# START OF Information supplied
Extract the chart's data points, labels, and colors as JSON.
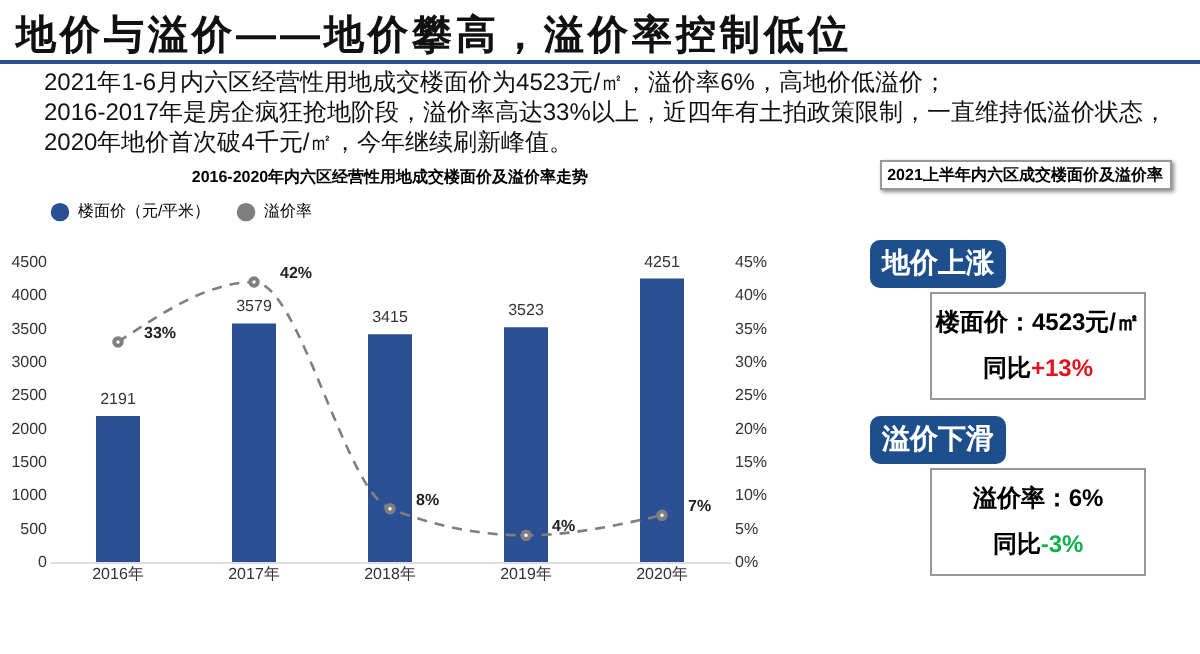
{
  "chart_data": [
    {
      "type": "bar",
      "title": "地价与溢价——地价攀高，溢价率控制低位",
      "subtitle": "2016-2020年内六区经营性用地成交楼面价及溢价率走势",
      "annotations": [
        "2021年1-6月内六区经营性用地成交楼面价为4523元/㎡，溢价率6%，高地价低溢价；",
        "2016-2017年是房企疯狂抢地阶段，溢价率高达33%以上，近四年有土拍政策限制，一直维持低溢价状态，2020年地价首次破4千元/㎡，今年继续刷新峰值。"
      ],
      "categories": [
        "2016年",
        "2017年",
        "2018年",
        "2019年",
        "2020年"
      ],
      "series": [
        {
          "name": "楼面价（元/平米）",
          "type": "bar",
          "color": "#2b4f93",
          "values": [
            2191,
            3579,
            3415,
            3523,
            4251
          ],
          "value_labels": [
            "2191",
            "3579",
            "3415",
            "3523",
            "4251"
          ]
        },
        {
          "name": "溢价率",
          "type": "line",
          "axis": "y2",
          "color": "#7f7f7f",
          "values": [
            33,
            42,
            8,
            4,
            7
          ],
          "value_labels": [
            "33%",
            "42%",
            "8%",
            "4%",
            "7%"
          ]
        }
      ],
      "ylim": [
        0,
        4500
      ],
      "yticks": [
        0,
        500,
        1000,
        1500,
        2000,
        2500,
        3000,
        3500,
        4000,
        4500
      ],
      "y2lim": [
        0,
        45
      ],
      "y2ticks": [
        {
          "value": 0,
          "label": "0%"
        },
        {
          "value": 5,
          "label": "5%"
        },
        {
          "value": 10,
          "label": "10%"
        },
        {
          "value": 15,
          "label": "15%"
        },
        {
          "value": 20,
          "label": "20%"
        },
        {
          "value": 25,
          "label": "25%"
        },
        {
          "value": 30,
          "label": "30%"
        },
        {
          "value": 35,
          "label": "35%"
        },
        {
          "value": 40,
          "label": "40%"
        },
        {
          "value": 45,
          "label": "45%"
        }
      ],
      "legend": "top",
      "marker": "circle",
      "line_style": "dashed"
    },
    {
      "type": "other",
      "title": "2021上半年内六区成交楼面价及溢价率",
      "annotations": [
        "地价上涨",
        "楼面价：4523元/㎡",
        "同比",
        "+13%",
        "溢价下滑",
        "溢价率：6%",
        "同比",
        "-3%"
      ]
    }
  ]
}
# END OF Information supplied
(Exercise details)
Verbatim reproduction of every record is required; images are left out.

(Answer for the task)
Extract the chart's data points, labels, and colors as JSON.
{
  "chart_data": [
    {
      "type": "bar",
      "title": "地价与溢价——地价攀高，溢价率控制低位",
      "subtitle": "2016-2020年内六区经营性用地成交楼面价及溢价率走势",
      "annotations": [
        "2021年1-6月内六区经营性用地成交楼面价为4523元/㎡，溢价率6%，高地价低溢价；",
        "2016-2017年是房企疯狂抢地阶段，溢价率高达33%以上，近四年有土拍政策限制，一直维持低溢价状态，2020年地价首次破4千元/㎡，今年继续刷新峰值。"
      ],
      "categories": [
        "2016年",
        "2017年",
        "2018年",
        "2019年",
        "2020年"
      ],
      "series": [
        {
          "name": "楼面价（元/平米）",
          "type": "bar",
          "color": "#2b4f93",
          "values": [
            2191,
            3579,
            3415,
            3523,
            4251
          ],
          "value_labels": [
            "2191",
            "3579",
            "3415",
            "3523",
            "4251"
          ]
        },
        {
          "name": "溢价率",
          "type": "line",
          "axis": "y2",
          "color": "#7f7f7f",
          "values": [
            33,
            42,
            8,
            4,
            7
          ],
          "value_labels": [
            "33%",
            "42%",
            "8%",
            "4%",
            "7%"
          ]
        }
      ],
      "ylim": [
        0,
        4500
      ],
      "yticks": [
        0,
        500,
        1000,
        1500,
        2000,
        2500,
        3000,
        3500,
        4000,
        4500
      ],
      "y2lim": [
        0,
        45
      ],
      "y2ticks": [
        {
          "value": 0,
          "label": "0%"
        },
        {
          "value": 5,
          "label": "5%"
        },
        {
          "value": 10,
          "label": "10%"
        },
        {
          "value": 15,
          "label": "15%"
        },
        {
          "value": 20,
          "label": "20%"
        },
        {
          "value": 25,
          "label": "25%"
        },
        {
          "value": 30,
          "label": "30%"
        },
        {
          "value": 35,
          "label": "35%"
        },
        {
          "value": 40,
          "label": "40%"
        },
        {
          "value": 45,
          "label": "45%"
        }
      ],
      "legend": "top",
      "marker": "circle",
      "line_style": "dashed"
    },
    {
      "type": "other",
      "title": "2021上半年内六区成交楼面价及溢价率",
      "annotations": [
        "地价上涨",
        "楼面价：4523元/㎡",
        "同比",
        "+13%",
        "溢价下滑",
        "溢价率：6%",
        "同比",
        "-3%"
      ]
    }
  ]
}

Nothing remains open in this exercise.